◆ **Work instructions**
Scan the entries below and extract each line with the word "Blade" in it.

◆ **Input**
BEGIN

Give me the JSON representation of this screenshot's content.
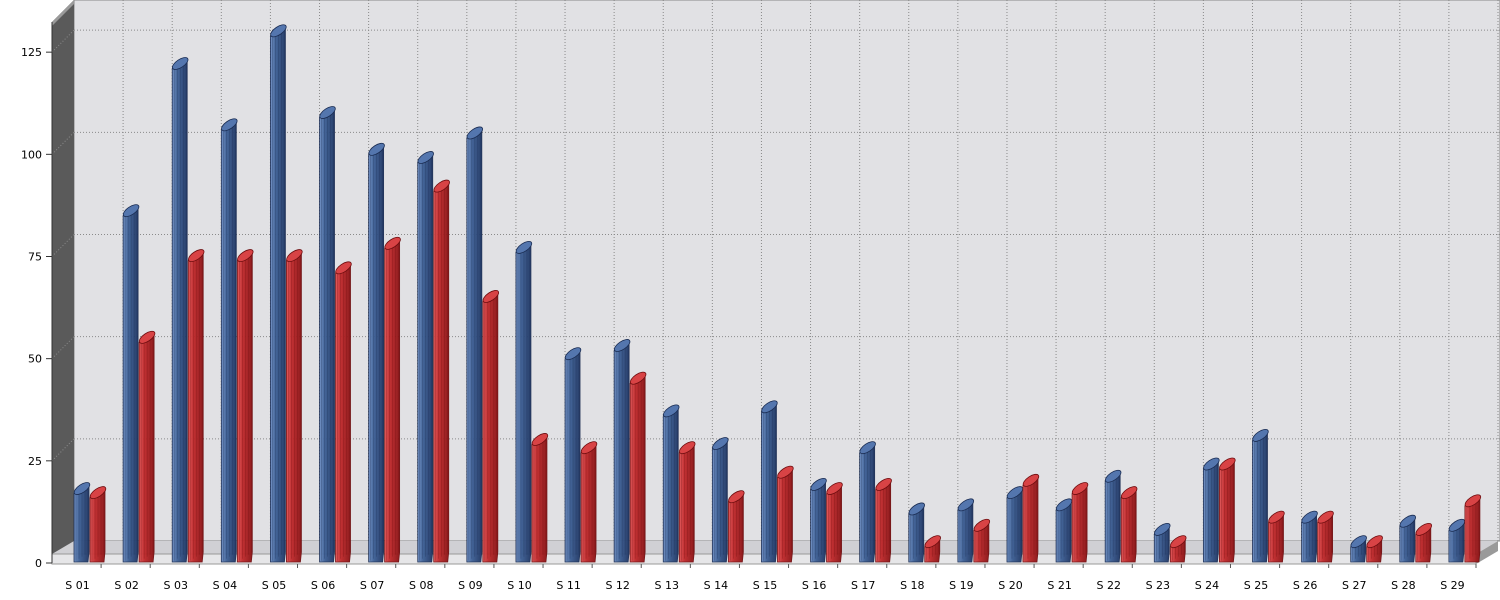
{
  "chart_data": {
    "type": "bar",
    "style": "3d-cylinder",
    "grid": true,
    "legend": "none",
    "ylim": [
      0,
      137
    ],
    "yticks": [
      0,
      25,
      50,
      75,
      100,
      125
    ],
    "categories": [
      "S 01",
      "S 02",
      "S 03",
      "S 04",
      "S 05",
      "S 06",
      "S 07",
      "S 08",
      "S 09",
      "S 10",
      "S 11",
      "S 12",
      "S 13",
      "S 14",
      "S 15",
      "S 16",
      "S 17",
      "S 18",
      "S 19",
      "S 20",
      "S 21",
      "S 22",
      "S 23",
      "S 24",
      "S 25",
      "S 26",
      "S 27",
      "S 28",
      "S 29"
    ],
    "series": [
      {
        "color": "#3C5F95",
        "values": [
          17,
          85,
          121,
          106,
          129,
          109,
          100,
          98,
          104,
          76,
          50,
          52,
          36,
          28,
          37,
          18,
          27,
          12,
          13,
          16,
          13,
          20,
          7,
          23,
          30,
          10,
          4,
          9,
          8
        ]
      },
      {
        "color": "#C0282A",
        "values": [
          16,
          54,
          74,
          74,
          74,
          71,
          77,
          91,
          64,
          29,
          27,
          44,
          27,
          15,
          21,
          17,
          18,
          4,
          8,
          19,
          17,
          16,
          4,
          23,
          10,
          10,
          4,
          7,
          14
        ]
      }
    ]
  }
}
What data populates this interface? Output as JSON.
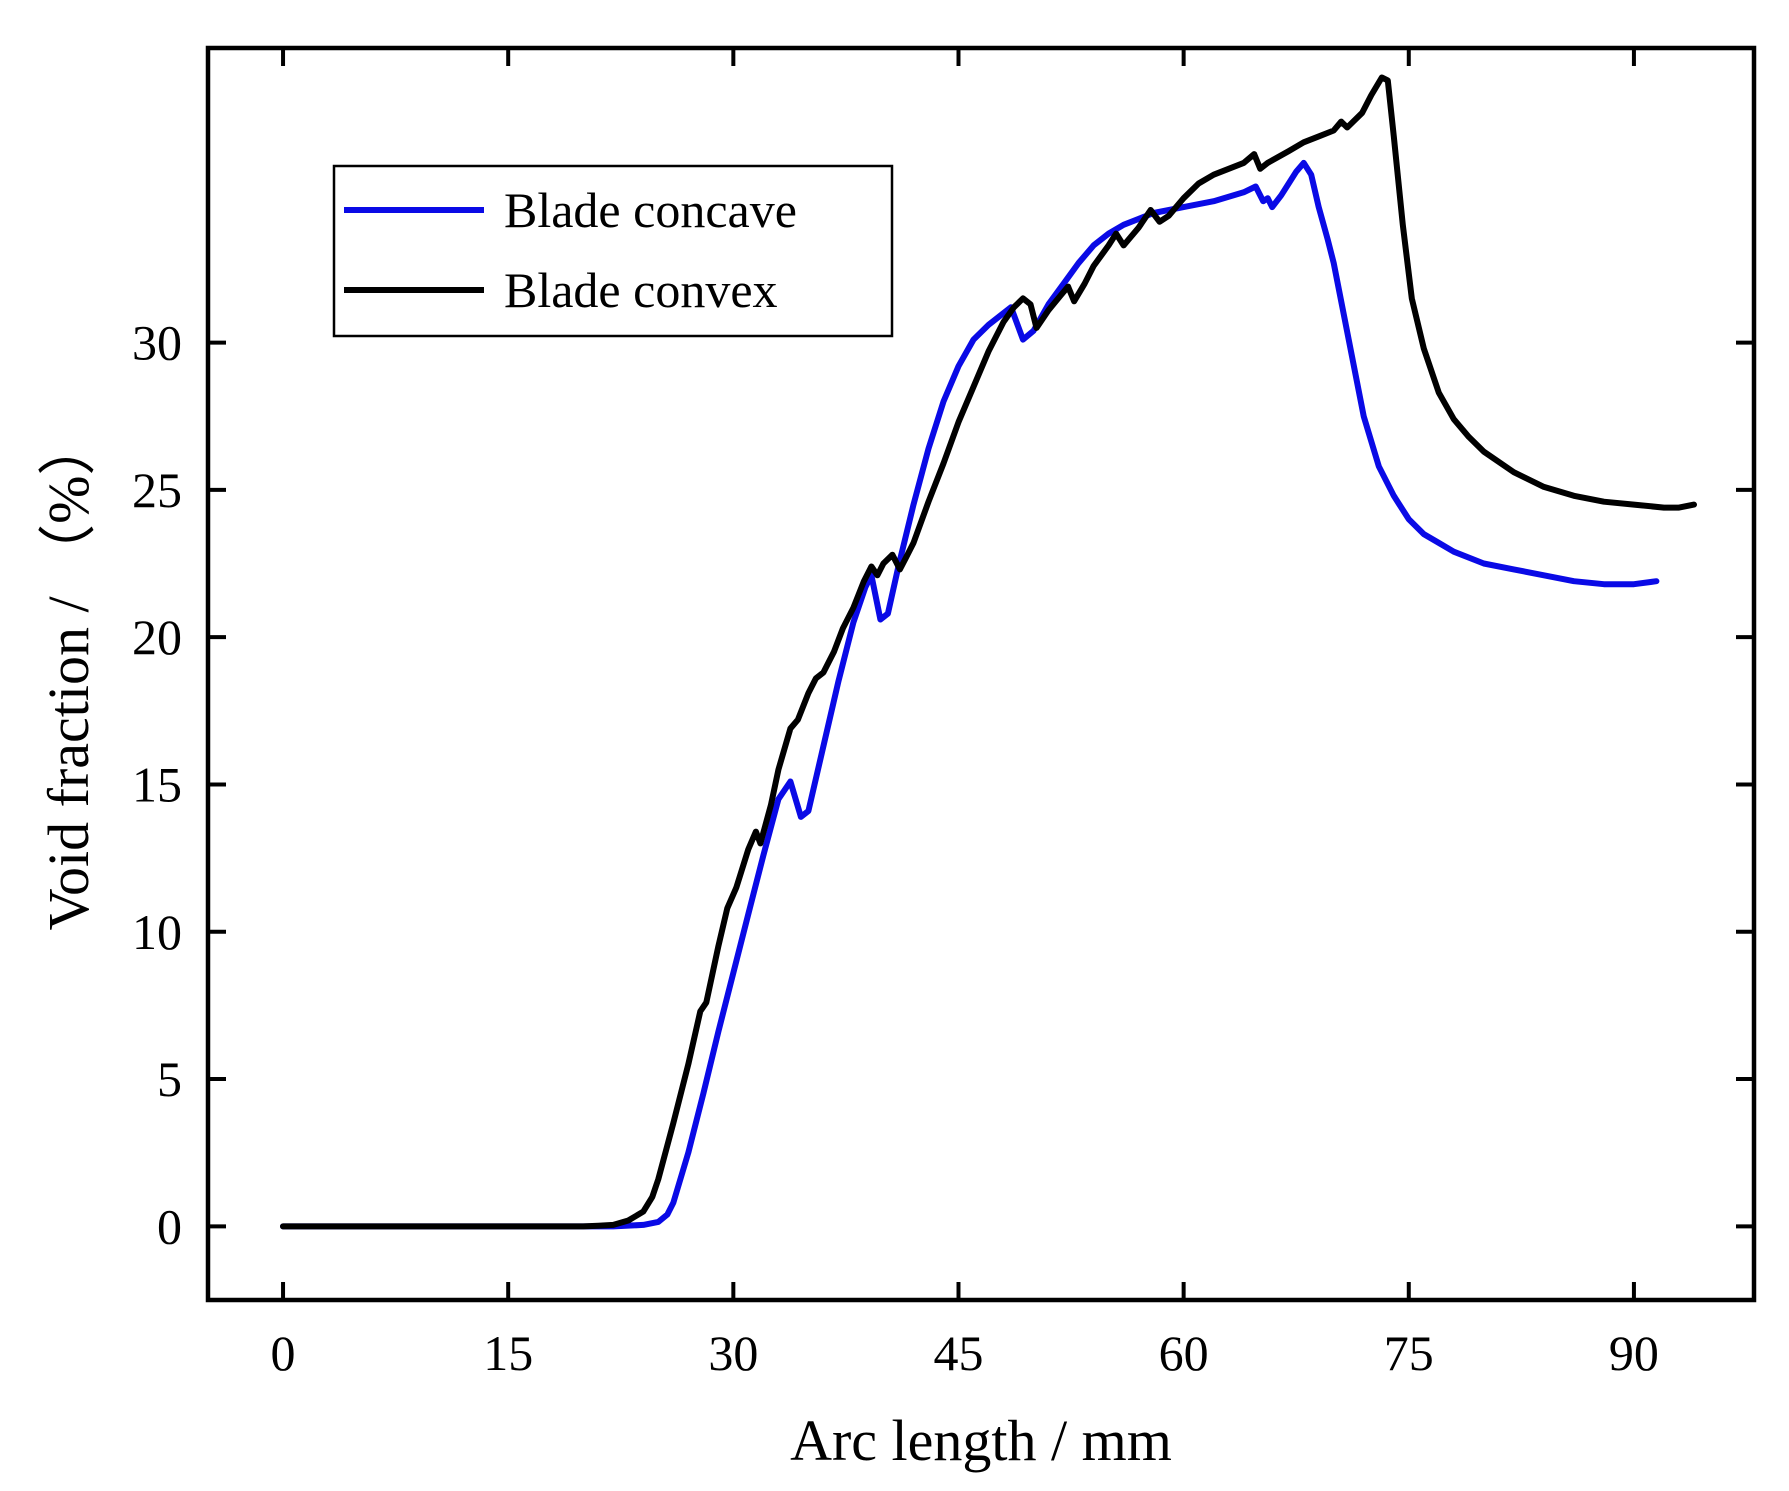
{
  "chart_data": {
    "type": "line",
    "xlabel": "Arc length / mm",
    "ylabel": "Void fraction / （%）",
    "xlim": [
      -5,
      98
    ],
    "ylim": [
      -2.5,
      40
    ],
    "xticks": [
      0,
      15,
      30,
      45,
      60,
      75,
      90
    ],
    "yticks": [
      0,
      5,
      10,
      15,
      20,
      25,
      30
    ],
    "grid": false,
    "legend_position": "top-left",
    "series": [
      {
        "name": "Blade concave",
        "color": "#0a0ae6",
        "points": [
          [
            0,
            0
          ],
          [
            20,
            0
          ],
          [
            22,
            0
          ],
          [
            24,
            0.05
          ],
          [
            25,
            0.15
          ],
          [
            25.6,
            0.4
          ],
          [
            26,
            0.8
          ],
          [
            27,
            2.5
          ],
          [
            28,
            4.5
          ],
          [
            29,
            6.6
          ],
          [
            30,
            8.6
          ],
          [
            31,
            10.6
          ],
          [
            32,
            12.6
          ],
          [
            33,
            14.5
          ],
          [
            33.8,
            15.1
          ],
          [
            34.5,
            13.9
          ],
          [
            35,
            14.1
          ],
          [
            36,
            16.3
          ],
          [
            37,
            18.5
          ],
          [
            38,
            20.5
          ],
          [
            38.8,
            21.7
          ],
          [
            39.2,
            22.1
          ],
          [
            39.8,
            20.6
          ],
          [
            40.3,
            20.8
          ],
          [
            41,
            22.4
          ],
          [
            42,
            24.5
          ],
          [
            43,
            26.4
          ],
          [
            44,
            28.0
          ],
          [
            45,
            29.2
          ],
          [
            46,
            30.1
          ],
          [
            47,
            30.6
          ],
          [
            48,
            31.0
          ],
          [
            48.5,
            31.2
          ],
          [
            49.3,
            30.1
          ],
          [
            50,
            30.4
          ],
          [
            51,
            31.3
          ],
          [
            52,
            32.0
          ],
          [
            53,
            32.7
          ],
          [
            54,
            33.3
          ],
          [
            55,
            33.7
          ],
          [
            56,
            34.0
          ],
          [
            57,
            34.2
          ],
          [
            58,
            34.4
          ],
          [
            60,
            34.6
          ],
          [
            62,
            34.8
          ],
          [
            64,
            35.1
          ],
          [
            64.8,
            35.3
          ],
          [
            65.3,
            34.8
          ],
          [
            65.6,
            34.9
          ],
          [
            65.9,
            34.6
          ],
          [
            66.5,
            35.0
          ],
          [
            67,
            35.4
          ],
          [
            67.5,
            35.8
          ],
          [
            68,
            36.1
          ],
          [
            68.5,
            35.7
          ],
          [
            69,
            34.6
          ],
          [
            69.6,
            33.5
          ],
          [
            70,
            32.7
          ],
          [
            71,
            30.1
          ],
          [
            72,
            27.5
          ],
          [
            73,
            25.8
          ],
          [
            74,
            24.8
          ],
          [
            75,
            24.0
          ],
          [
            76,
            23.5
          ],
          [
            77,
            23.2
          ],
          [
            78,
            22.9
          ],
          [
            80,
            22.5
          ],
          [
            82,
            22.3
          ],
          [
            84,
            22.1
          ],
          [
            86,
            21.9
          ],
          [
            88,
            21.8
          ],
          [
            90,
            21.8
          ],
          [
            91.5,
            21.9
          ]
        ]
      },
      {
        "name": "Blade convex",
        "color": "#000000",
        "points": [
          [
            0,
            0
          ],
          [
            20,
            0
          ],
          [
            21,
            0.02
          ],
          [
            22,
            0.05
          ],
          [
            23,
            0.2
          ],
          [
            24,
            0.5
          ],
          [
            24.6,
            1.0
          ],
          [
            25,
            1.6
          ],
          [
            26,
            3.5
          ],
          [
            27,
            5.5
          ],
          [
            27.8,
            7.3
          ],
          [
            28.2,
            7.6
          ],
          [
            29,
            9.5
          ],
          [
            29.6,
            10.8
          ],
          [
            30.2,
            11.5
          ],
          [
            31,
            12.8
          ],
          [
            31.5,
            13.4
          ],
          [
            31.8,
            13.0
          ],
          [
            32.5,
            14.3
          ],
          [
            33,
            15.5
          ],
          [
            33.8,
            16.9
          ],
          [
            34.3,
            17.2
          ],
          [
            35,
            18.1
          ],
          [
            35.5,
            18.6
          ],
          [
            36,
            18.8
          ],
          [
            36.7,
            19.5
          ],
          [
            37.3,
            20.3
          ],
          [
            38,
            21.0
          ],
          [
            38.7,
            21.9
          ],
          [
            39.2,
            22.4
          ],
          [
            39.6,
            22.1
          ],
          [
            40,
            22.5
          ],
          [
            40.6,
            22.8
          ],
          [
            41.1,
            22.3
          ],
          [
            41.5,
            22.7
          ],
          [
            42,
            23.2
          ],
          [
            43,
            24.6
          ],
          [
            44,
            25.9
          ],
          [
            45,
            27.3
          ],
          [
            46,
            28.5
          ],
          [
            47,
            29.7
          ],
          [
            48,
            30.7
          ],
          [
            48.7,
            31.2
          ],
          [
            49.3,
            31.5
          ],
          [
            49.8,
            31.3
          ],
          [
            50.2,
            30.5
          ],
          [
            51,
            31.1
          ],
          [
            51.8,
            31.6
          ],
          [
            52.3,
            31.9
          ],
          [
            52.7,
            31.4
          ],
          [
            53.4,
            32.0
          ],
          [
            54,
            32.6
          ],
          [
            55,
            33.3
          ],
          [
            55.5,
            33.7
          ],
          [
            56,
            33.3
          ],
          [
            57,
            33.9
          ],
          [
            57.8,
            34.5
          ],
          [
            58.4,
            34.1
          ],
          [
            59,
            34.3
          ],
          [
            60,
            34.9
          ],
          [
            61,
            35.4
          ],
          [
            62,
            35.7
          ],
          [
            63,
            35.9
          ],
          [
            64,
            36.1
          ],
          [
            64.7,
            36.4
          ],
          [
            65.1,
            35.9
          ],
          [
            65.6,
            36.1
          ],
          [
            67,
            36.5
          ],
          [
            68,
            36.8
          ],
          [
            69,
            37.0
          ],
          [
            70,
            37.2
          ],
          [
            70.5,
            37.5
          ],
          [
            70.9,
            37.3
          ],
          [
            71.3,
            37.5
          ],
          [
            71.9,
            37.8
          ],
          [
            72.5,
            38.4
          ],
          [
            73.2,
            39.0
          ],
          [
            73.6,
            38.9
          ],
          [
            74,
            37.0
          ],
          [
            74.6,
            34.0
          ],
          [
            75.2,
            31.5
          ],
          [
            76,
            29.8
          ],
          [
            77,
            28.3
          ],
          [
            78,
            27.4
          ],
          [
            79,
            26.8
          ],
          [
            80,
            26.3
          ],
          [
            82,
            25.6
          ],
          [
            84,
            25.1
          ],
          [
            86,
            24.8
          ],
          [
            88,
            24.6
          ],
          [
            90,
            24.5
          ],
          [
            92,
            24.4
          ],
          [
            93,
            24.4
          ],
          [
            94,
            24.5
          ]
        ]
      }
    ]
  }
}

END

◆ **Completed exercise**
        "name": "Blade concave",
        "name": "Blade convex",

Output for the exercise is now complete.